- Task to complete
Copy out each line of the listing that has the word "首行缩进" in it.

Recorded data
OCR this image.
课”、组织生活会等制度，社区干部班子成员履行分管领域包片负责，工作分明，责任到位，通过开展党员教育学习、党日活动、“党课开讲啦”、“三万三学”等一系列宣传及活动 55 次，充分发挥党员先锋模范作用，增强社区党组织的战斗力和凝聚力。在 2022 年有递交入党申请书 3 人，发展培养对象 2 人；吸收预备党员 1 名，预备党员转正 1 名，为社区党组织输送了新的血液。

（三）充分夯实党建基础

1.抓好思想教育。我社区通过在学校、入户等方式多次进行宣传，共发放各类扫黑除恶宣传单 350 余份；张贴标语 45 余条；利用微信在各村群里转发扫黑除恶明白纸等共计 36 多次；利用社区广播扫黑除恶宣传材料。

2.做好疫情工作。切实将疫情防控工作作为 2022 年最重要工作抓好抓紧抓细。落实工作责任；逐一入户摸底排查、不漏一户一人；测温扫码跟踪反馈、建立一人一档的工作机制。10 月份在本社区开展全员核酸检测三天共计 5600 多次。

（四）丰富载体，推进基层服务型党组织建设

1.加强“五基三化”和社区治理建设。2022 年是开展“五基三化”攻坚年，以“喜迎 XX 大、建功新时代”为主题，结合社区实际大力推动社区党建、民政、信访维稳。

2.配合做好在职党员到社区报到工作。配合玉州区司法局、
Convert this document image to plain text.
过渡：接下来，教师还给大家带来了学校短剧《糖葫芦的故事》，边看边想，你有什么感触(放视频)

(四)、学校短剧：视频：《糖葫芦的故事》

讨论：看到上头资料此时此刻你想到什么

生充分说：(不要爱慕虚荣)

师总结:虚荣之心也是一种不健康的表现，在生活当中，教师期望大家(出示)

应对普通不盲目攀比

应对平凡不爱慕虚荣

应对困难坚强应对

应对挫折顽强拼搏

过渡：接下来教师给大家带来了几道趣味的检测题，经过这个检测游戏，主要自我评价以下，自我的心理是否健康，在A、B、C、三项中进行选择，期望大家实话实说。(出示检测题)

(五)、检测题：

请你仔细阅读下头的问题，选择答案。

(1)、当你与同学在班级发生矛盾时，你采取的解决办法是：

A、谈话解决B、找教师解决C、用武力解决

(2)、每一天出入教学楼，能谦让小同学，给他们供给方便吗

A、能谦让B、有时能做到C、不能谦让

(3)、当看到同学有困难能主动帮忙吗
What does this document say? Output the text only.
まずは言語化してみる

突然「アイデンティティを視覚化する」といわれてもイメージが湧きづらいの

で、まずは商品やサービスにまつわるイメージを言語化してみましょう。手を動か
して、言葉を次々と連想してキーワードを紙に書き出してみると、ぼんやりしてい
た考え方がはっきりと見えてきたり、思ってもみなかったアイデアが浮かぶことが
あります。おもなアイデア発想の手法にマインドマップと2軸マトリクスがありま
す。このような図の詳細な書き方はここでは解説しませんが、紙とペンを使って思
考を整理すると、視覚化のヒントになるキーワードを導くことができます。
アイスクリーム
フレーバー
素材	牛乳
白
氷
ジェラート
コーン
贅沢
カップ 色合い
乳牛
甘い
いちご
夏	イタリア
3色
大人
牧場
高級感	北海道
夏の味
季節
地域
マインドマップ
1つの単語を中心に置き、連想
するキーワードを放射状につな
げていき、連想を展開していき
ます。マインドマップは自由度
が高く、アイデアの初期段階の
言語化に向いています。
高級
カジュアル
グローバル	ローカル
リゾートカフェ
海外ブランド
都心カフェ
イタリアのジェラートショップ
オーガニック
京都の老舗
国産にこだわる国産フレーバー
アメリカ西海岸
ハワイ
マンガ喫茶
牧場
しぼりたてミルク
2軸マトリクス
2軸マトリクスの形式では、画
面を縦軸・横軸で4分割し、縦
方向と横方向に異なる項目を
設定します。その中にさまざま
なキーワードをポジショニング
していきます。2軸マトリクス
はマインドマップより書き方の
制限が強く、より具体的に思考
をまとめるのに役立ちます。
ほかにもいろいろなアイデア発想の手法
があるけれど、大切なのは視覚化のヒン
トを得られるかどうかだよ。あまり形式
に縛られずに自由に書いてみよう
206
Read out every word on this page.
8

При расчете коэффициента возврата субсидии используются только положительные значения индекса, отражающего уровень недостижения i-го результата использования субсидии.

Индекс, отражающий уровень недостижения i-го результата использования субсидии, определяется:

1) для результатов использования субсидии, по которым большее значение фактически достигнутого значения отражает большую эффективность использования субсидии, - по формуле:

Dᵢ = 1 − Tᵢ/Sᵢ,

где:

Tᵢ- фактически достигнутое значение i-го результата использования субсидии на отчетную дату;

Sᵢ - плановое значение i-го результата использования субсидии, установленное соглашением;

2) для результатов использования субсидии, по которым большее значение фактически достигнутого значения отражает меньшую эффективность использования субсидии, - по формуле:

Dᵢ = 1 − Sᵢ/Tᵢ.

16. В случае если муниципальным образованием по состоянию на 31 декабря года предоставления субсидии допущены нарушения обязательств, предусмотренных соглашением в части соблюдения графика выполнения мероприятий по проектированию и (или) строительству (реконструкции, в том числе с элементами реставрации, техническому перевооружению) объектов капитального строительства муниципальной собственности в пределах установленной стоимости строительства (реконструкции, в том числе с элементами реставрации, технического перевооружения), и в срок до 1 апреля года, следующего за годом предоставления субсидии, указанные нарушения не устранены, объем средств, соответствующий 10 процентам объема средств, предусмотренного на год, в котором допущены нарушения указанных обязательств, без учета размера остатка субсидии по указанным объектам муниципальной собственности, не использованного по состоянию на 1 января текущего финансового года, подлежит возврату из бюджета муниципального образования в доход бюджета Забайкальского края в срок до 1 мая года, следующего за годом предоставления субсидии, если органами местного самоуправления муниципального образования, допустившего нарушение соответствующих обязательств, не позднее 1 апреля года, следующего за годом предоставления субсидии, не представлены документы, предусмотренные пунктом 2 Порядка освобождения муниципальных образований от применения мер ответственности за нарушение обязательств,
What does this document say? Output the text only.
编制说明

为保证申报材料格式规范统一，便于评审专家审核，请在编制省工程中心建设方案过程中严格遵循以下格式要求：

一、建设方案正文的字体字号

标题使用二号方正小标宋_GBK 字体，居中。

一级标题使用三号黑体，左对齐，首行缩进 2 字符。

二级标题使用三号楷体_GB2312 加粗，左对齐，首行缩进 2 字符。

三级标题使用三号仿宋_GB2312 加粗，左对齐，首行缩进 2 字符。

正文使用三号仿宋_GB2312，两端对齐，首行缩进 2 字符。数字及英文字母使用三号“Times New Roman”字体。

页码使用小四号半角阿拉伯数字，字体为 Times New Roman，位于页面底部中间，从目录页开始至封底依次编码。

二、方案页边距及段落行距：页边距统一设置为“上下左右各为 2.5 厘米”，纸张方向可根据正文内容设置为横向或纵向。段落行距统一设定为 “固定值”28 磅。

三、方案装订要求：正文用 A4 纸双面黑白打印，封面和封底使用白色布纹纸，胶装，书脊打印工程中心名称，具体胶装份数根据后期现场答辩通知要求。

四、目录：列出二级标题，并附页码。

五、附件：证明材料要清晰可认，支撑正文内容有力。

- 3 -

- Final answer
一级标题使用三号黑体，左对齐，首行缩进 2 字符。
二级标题使用三号楷体_GB2312 加粗，左对齐，首行缩进 2 字符。
三级标题使用三号仿宋_GB2312 加粗，左对齐，首行缩进 2 字符。
正文使用三号仿宋_GB2312，两端对齐，首行缩进 2 字符。数字及英文字母使用三号“Times New Roman”字体。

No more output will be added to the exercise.